Task directions:
Repeat every record exactly, but keep images out of the copy.

Material provided:

··········

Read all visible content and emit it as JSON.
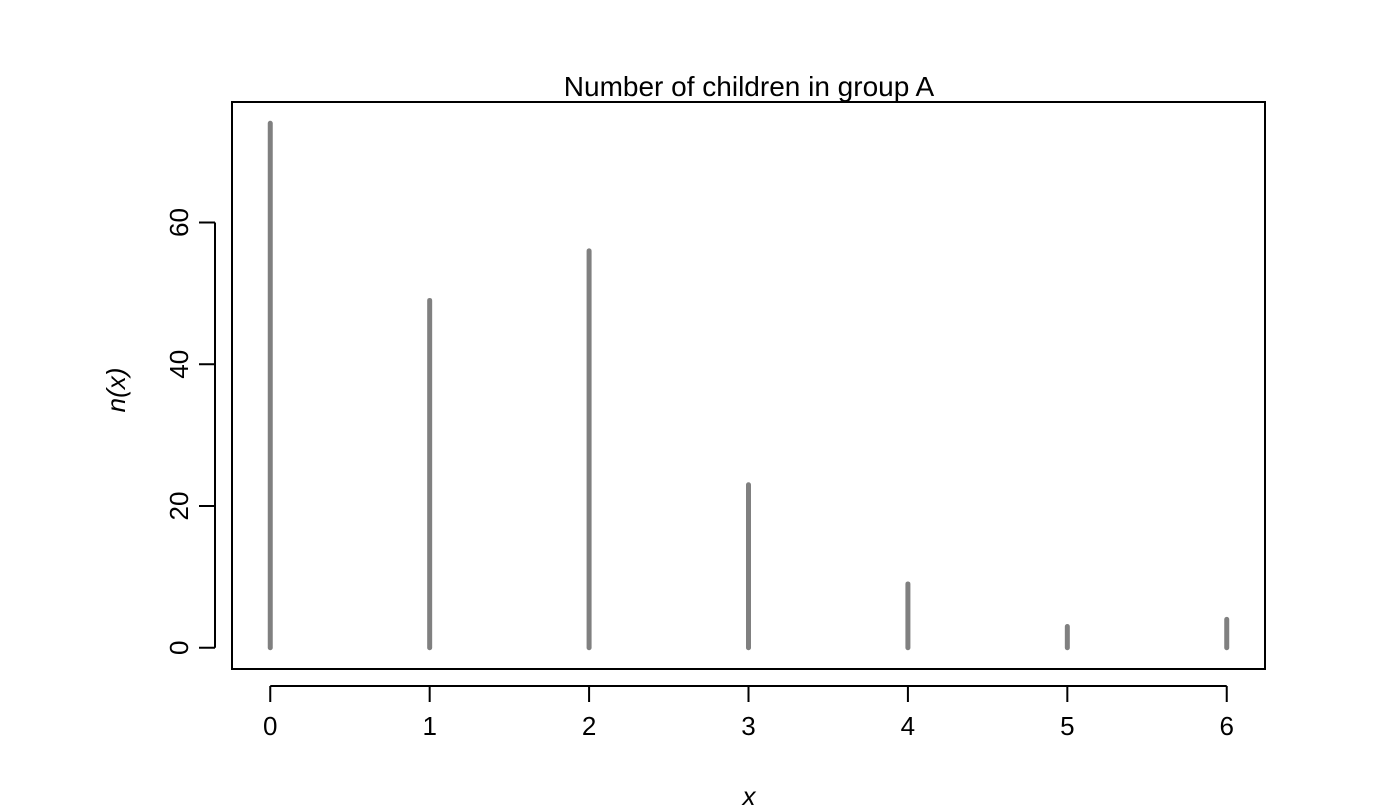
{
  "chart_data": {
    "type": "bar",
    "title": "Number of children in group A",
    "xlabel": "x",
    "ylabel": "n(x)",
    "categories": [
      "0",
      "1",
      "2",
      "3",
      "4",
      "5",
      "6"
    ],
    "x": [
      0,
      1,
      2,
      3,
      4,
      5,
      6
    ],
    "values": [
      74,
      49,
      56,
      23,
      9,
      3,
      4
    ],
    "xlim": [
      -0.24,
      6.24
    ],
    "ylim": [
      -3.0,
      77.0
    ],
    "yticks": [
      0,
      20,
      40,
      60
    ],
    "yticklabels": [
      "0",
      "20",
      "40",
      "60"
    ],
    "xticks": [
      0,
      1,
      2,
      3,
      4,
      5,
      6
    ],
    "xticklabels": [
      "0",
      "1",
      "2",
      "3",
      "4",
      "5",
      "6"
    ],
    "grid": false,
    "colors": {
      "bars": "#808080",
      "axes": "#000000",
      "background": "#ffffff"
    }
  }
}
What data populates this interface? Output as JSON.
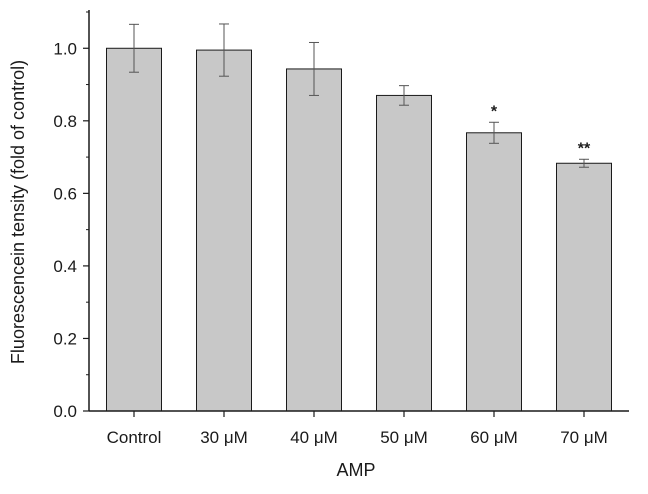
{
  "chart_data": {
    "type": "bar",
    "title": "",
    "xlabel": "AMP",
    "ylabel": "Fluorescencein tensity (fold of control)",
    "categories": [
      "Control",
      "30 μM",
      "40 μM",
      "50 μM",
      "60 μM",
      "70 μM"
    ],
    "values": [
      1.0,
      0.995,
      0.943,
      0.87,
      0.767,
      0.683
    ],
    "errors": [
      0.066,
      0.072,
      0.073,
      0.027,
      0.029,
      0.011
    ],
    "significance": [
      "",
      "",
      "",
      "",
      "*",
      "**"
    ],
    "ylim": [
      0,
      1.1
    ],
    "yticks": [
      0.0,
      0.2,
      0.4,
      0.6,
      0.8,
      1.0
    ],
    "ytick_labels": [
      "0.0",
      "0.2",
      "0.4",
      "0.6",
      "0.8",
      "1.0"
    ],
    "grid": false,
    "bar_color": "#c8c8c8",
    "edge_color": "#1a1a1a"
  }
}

··········

The output:
Read all visible content and emit it as JSON.
{
  "chart_data": {
    "type": "bar",
    "title": "Number of children in group A",
    "xlabel": "x",
    "ylabel": "n(x)",
    "categories": [
      "0",
      "1",
      "2",
      "3",
      "4",
      "5",
      "6"
    ],
    "x": [
      0,
      1,
      2,
      3,
      4,
      5,
      6
    ],
    "values": [
      74,
      49,
      56,
      23,
      9,
      3,
      4
    ],
    "xlim": [
      -0.24,
      6.24
    ],
    "ylim": [
      -3.0,
      77.0
    ],
    "yticks": [
      0,
      20,
      40,
      60
    ],
    "yticklabels": [
      "0",
      "20",
      "40",
      "60"
    ],
    "xticks": [
      0,
      1,
      2,
      3,
      4,
      5,
      6
    ],
    "xticklabels": [
      "0",
      "1",
      "2",
      "3",
      "4",
      "5",
      "6"
    ],
    "grid": false,
    "colors": {
      "bars": "#808080",
      "axes": "#000000",
      "background": "#ffffff"
    }
  }
}
What data populates this interface? Output as JSON.
{
  "chart_data": {
    "type": "bar",
    "title": "",
    "xlabel": "AMP",
    "ylabel": "Fluorescencein tensity (fold of control)",
    "categories": [
      "Control",
      "30 μM",
      "40 μM",
      "50 μM",
      "60 μM",
      "70 μM"
    ],
    "values": [
      1.0,
      0.995,
      0.943,
      0.87,
      0.767,
      0.683
    ],
    "errors": [
      0.066,
      0.072,
      0.073,
      0.027,
      0.029,
      0.011
    ],
    "significance": [
      "",
      "",
      "",
      "",
      "*",
      "**"
    ],
    "ylim": [
      0,
      1.1
    ],
    "yticks": [
      0.0,
      0.2,
      0.4,
      0.6,
      0.8,
      1.0
    ],
    "ytick_labels": [
      "0.0",
      "0.2",
      "0.4",
      "0.6",
      "0.8",
      "1.0"
    ],
    "grid": false,
    "bar_color": "#c8c8c8",
    "edge_color": "#1a1a1a"
  }
}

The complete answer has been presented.